>> BEGIN

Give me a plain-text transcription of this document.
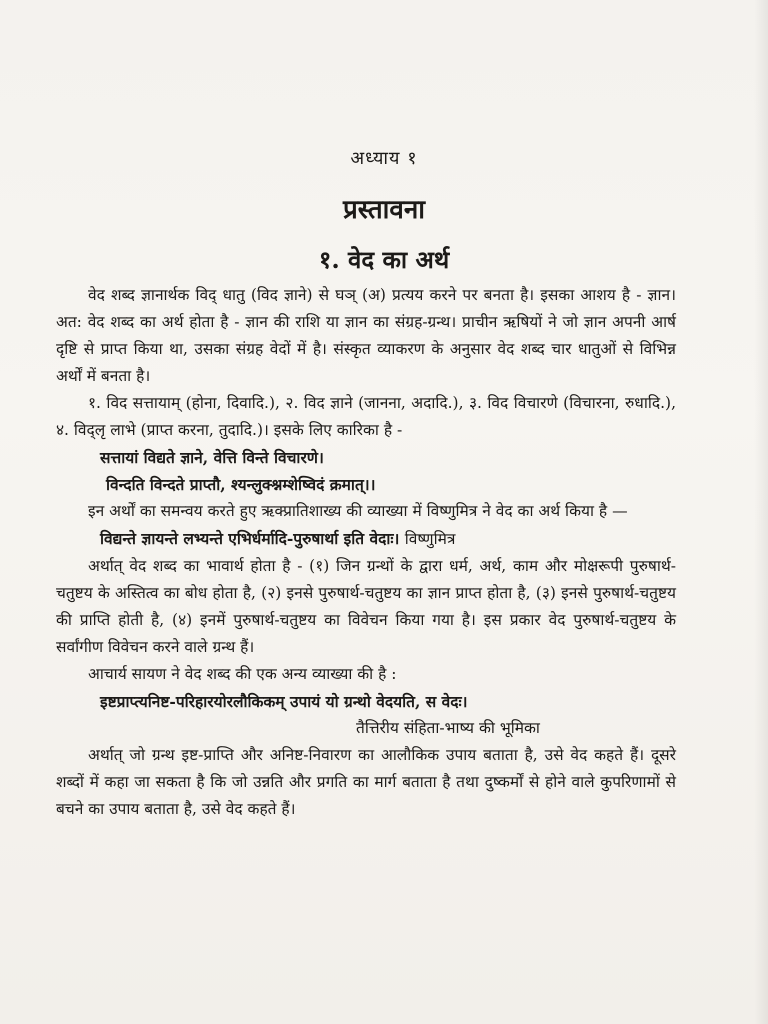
अध्याय १
प्रस्तावना
१. वेद का अर्थ

वेद शब्द ज्ञानार्थक विद् धातु (विद ज्ञाने) से घञ् (अ) प्रत्यय करने पर बनता है। इसका आशय है - ज्ञान। अत: वेद शब्द का अर्थ होता है - ज्ञान की राशि या ज्ञान का संग्रह-ग्रन्थ। प्राचीन ऋषियों ने जो ज्ञान अपनी आर्ष दृष्टि से प्राप्त किया था, उसका संग्रह वेदों में है। संस्कृत व्याकरण के अनुसार वेद शब्द चार धातुओं से विभिन्न अर्थों में बनता है।

१. विद सत्तायाम् (होना, दिवादि.), २. विद ज्ञाने (जानना, अदादि.), ३. विद विचारणे (विचारना, रुधादि.), ४. विद्लृ लाभे (प्राप्त करना, तुदादि.)। इसके लिए कारिका है -

सत्तायां विद्यते ज्ञाने, वेत्ति विन्ते विचारणे।

विन्दति विन्दते प्राप्तौ, श्यन्लुक्श्नम्शेष्विदं क्रमात्।।

इन अर्थों का समन्वय करते हुए ऋक्प्रातिशाख्य की व्याख्या में विष्णुमित्र ने वेद का अर्थ किया है —

विद्यन्ते ज्ञायन्ते लभ्यन्ते एभिर्धर्मादि-पुरुषार्था इति वेदाः। विष्णुमित्र

अर्थात् वेद शब्द का भावार्थ होता है - (१) जिन ग्रन्थों के द्वारा धर्म, अर्थ, काम और मोक्षरूपी पुरुषार्थ-चतुष्टय के अस्तित्व का बोध होता है, (२) इनसे पुरुषार्थ-चतुष्टय का ज्ञान प्राप्त होता है, (३) इनसे पुरुषार्थ-चतुष्टय की प्राप्ति होती है, (४) इनमें पुरुषार्थ-चतुष्टय का विवेचन किया गया है। इस प्रकार वेद पुरुषार्थ-चतुष्टय के सर्वांगीण विवेचन करने वाले ग्रन्थ हैं।

आचार्य सायण ने वेद शब्द की एक अन्य व्याख्या की है :

इष्टप्राप्त्यनिष्ट-परिहारयोरलौकिकम् उपायं यो ग्रन्थो वेदयति, स वेदः।

तैत्तिरीय संहिता-भाष्य की भूमिका

अर्थात् जो ग्रन्थ इष्ट-प्राप्ति और अनिष्ट-निवारण का आलौकिक उपाय बताता है, उसे वेद कहते हैं। दूसरे शब्दों में कहा जा सकता है कि जो उन्नति और प्रगति का मार्ग बताता है तथा दुष्कर्मों से होने वाले कुपरिणामों से बचने का उपाय बताता है, उसे वेद कहते हैं।
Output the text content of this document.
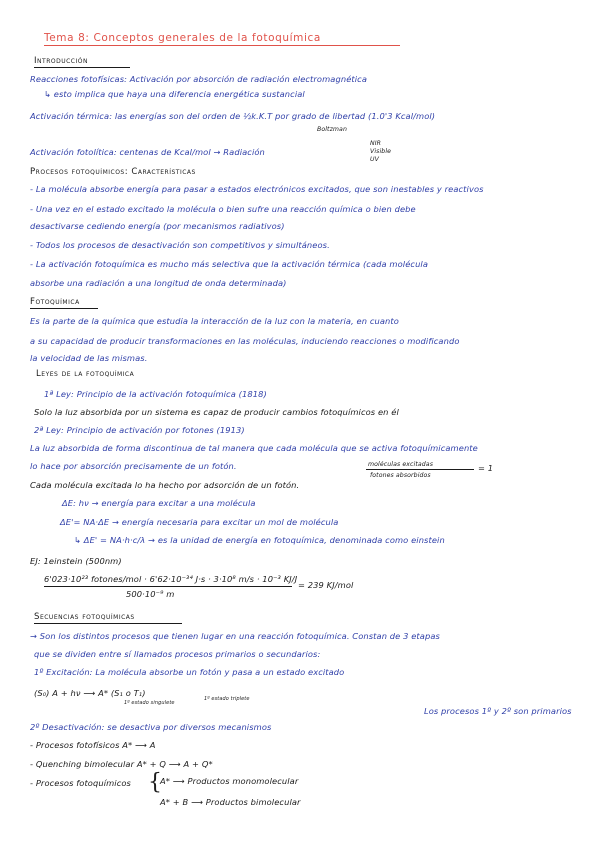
Tema 8: Conceptos generales de la fotoquímica
Introducción
Reacciones fotofísicas: Activación por absorción de radiación electromagnética
↳ esto implica que haya una diferencia energética sustancial
Activación térmica: las energías son del orden de ½k.K.T por grado de libertad (1.0'3 Kcal/mol)
Boltzman
Activación fotolítica: centenas de Kcal/mol → Radiación
NIR
Visible
UV
Procesos fotoquímicos: Características
- La molécula absorbe energía para pasar a estados electrónicos excitados, que son inestables y reactivos
- Una vez en el estado excitado la molécula o bien sufre una reacción química o bien debe
desactivarse cediendo energía (por mecanismos radiativos)
- Todos los procesos de desactivación son competitivos y simultáneos.
- La activación fotoquímica es mucho más selectiva que la activación térmica (cada molécula
absorbe una radiación a una longitud de onda determinada)
Fotoquímica
Es la parte de la química que estudia la interacción de la luz con la materia, en cuanto
a su capacidad de producir transformaciones en las moléculas, induciendo reacciones o modificando
la velocidad de las mismas.
Leyes de la fotoquímica
1ª Ley: Principio de la activación fotoquímica (1818)
Solo la luz absorbida por un sistema es capaz de producir cambios fotoquímicos en él
2ª Ley: Principio de activación por fotones (1913)
La luz absorbida de forma discontinua de tal manera que cada molécula que se activa fotoquímicamente
lo hace por absorción precisamente de un fotón.	moléculas excitadas
fotones absorbidos
= 1
Cada molécula excitada lo ha hecho por adsorción de un fotón.
ΔE: hν → energía para excitar a una molécula
ΔE'= NA·ΔE → energía necesaria para excitar un mol de molécula
↳ ΔE' = NA·h·c/λ → es la unidad de energía en fotoquímica, denominada como einstein
EJ: 1einstein (500nm)
6'023·10²³ fotones/mol · 6'62·10⁻³⁴ J·s · 3·10⁸ m/s · 10⁻³ KJ/J
500·10⁻⁹ m
= 239 KJ/mol
Secuencias fotoquímicas
→ Son los distintos procesos que tienen lugar en una reacción fotoquímica. Constan de 3 etapas
que se dividen entre sí llamados procesos primarios o secundarios:
1º Excitación: La molécula absorbe un fotón y pasa a un estado excitado
(S₀) A + hν ⟶ A* (S₁ o T₁)
1º estado singulete
1º estado triplete
Los procesos 1º y 2º son primarios
2º Desactivación: se desactiva por diversos mecanismos
- Procesos fotofísicos A* ⟶ A
- Quenching bimolecular A* + Q ⟶ A + Q*
- Procesos fotoquímicos {
A* ⟶ Productos monomolecular
A* + B ⟶ Productos bimolecular
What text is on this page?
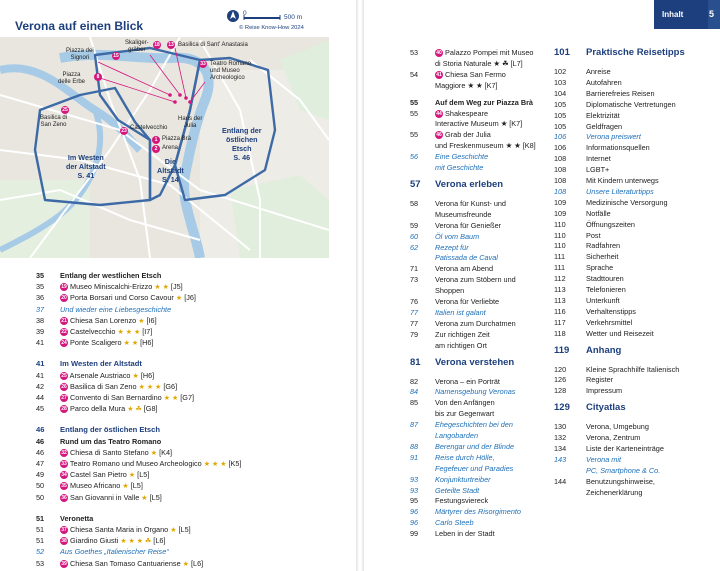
Verona auf einen Blick
0
500 m
© Reise Know-How 2024
Piazza dei
Signori	15
Skaliger-
gräber
18 13 Basilica di Sant' Anastasia
33 Teatro Romano
und Museo
Archeologico
Piazza
delle Erbe
8
25
Basilica di
San Zeno	Castelvecchio
23
Haus der
Julia
1 Piazza Brà
2 Arena
Im Westen
der Altstadt
S. 41
Die
Altstadt
S. 14
Entlang der
östlichen
Etsch
S. 46
35	Entlang der westlichen Etsch
35	19 Museo Miniscalchi-Erizzo ★ ★ [J5]
36	20 Porta Borsari und Corso Cavour ★ [J6]
37	Und wieder eine Liebesgeschichte
38	21 Chiesa San Lorenzo ★ [I6]
39	22 Castelvecchio ★ ★ ★ [I7]
41	24 Ponte Scaligero ★ ★ [H6]
41	Im Westen der Altstadt
41	25 Arsenale Austriaco ★ [H6]
42	26 Basilica di San Zeno ★ ★ ★ [G6]
44	27 Convento di San Bernardino ★ ★ [G7]
45	28 Parco della Mura ★ ☘ [G8]
46	Entlang der östlichen Etsch
46	Rund um das Teatro Romano
46	32 Chiesa di Santo Stefano ★ [K4]
47	33 Teatro Romano und Museo Archeologico ★ ★ ★ [K5]
49	34 Castel San Pietro ★ [L5]
50	35 Museo Africano ★ [L5]
50	36 San Giovanni in Valle ★ [L5]
51	Veronetta
51	37 Chiesa Santa Maria in Organo ★ [L5]
51	38 Giardino Giusti ★ ★ ★ ☘ [L6]
52	Aus Goethes „Italienischer Reise“
53	39 Chiesa San Tomaso Cantuariense ★ [L6]
Inhalt	5
53	40 Palazzo Pompei mit Museo
di Storia Naturale ★ ☘ [L7]
54	41 Chiesa San Fermo
Maggiore ★ ★ [K7]
55	Auf dem Weg zur Piazza Brà
55	44 Shakespeare
Interactive Museum ★ [K7]
55	46 Grab der Julia
und Freskenmuseum ★ ★ [K8]
56	Eine Geschichte
mit Geschichte
57	Verona erleben
58	Verona für Kunst- und
Museumsfreunde
59	Verona für Genießer
60	Öl vom Baum
62	Rezept für
Patissada de Caval
71	Verona am Abend
73	Verona zum Stöbern und
Shoppen
76	Verona für Verliebte
77	Italien ist galant
77	Verona zum Durchatmen
79	Zur richtigen Zeit
am richtigen Ort
81	Verona verstehen
82	Verona – ein Porträt
84	Namensgebung Veronas
85	Von den Anfängen
bis zur Gegenwart
87	Ehegeschichten bei den
Langobarden
88	Berengar und der Blinde
91	Reise durch Hölle,
Fegefeuer und Paradies
93	Konjunkturtreiber
93	Geteilte Stadt
95	Festungsviereck
96	Märtyrer des Risorgimento
96	Carlo Steeb
99	Leben in der Stadt
101	Praktische Reisetipps
102	Anreise
103	Autofahren
104	Barrierefreies Reisen
105	Diplomatische Vertretungen
105	Elektrizität
105	Geldfragen
106	Verona preiswert
106	Informationsquellen
108	Internet
108	LGBT+
108	Mit Kindern unterwegs
108	Unsere Literaturtipps
109	Medizinische Versorgung
109	Notfälle
110	Öffnungszeiten
110	Post
110	Radfahren
111	Sicherheit
111	Sprache
112	Stadttouren
113	Telefonieren
113	Unterkunft
116	Verhaltenstipps
117	Verkehrsmittel
118	Wetter und Reisezeit
119	Anhang
120	Kleine Sprachhilfe Italienisch
126	Register
128	Impressum
129	Cityatlas
130	Verona, Umgebung
132	Verona, Zentrum
134	Liste der Karteneinträge
143	Verona mit
PC, Smartphone & Co.
144	Benutzungshinweise,
Zeichenerklärung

>> END

What to produce
Say how many lines in the entries contain the string "Etsch", and leave out everything else.

Written solution
3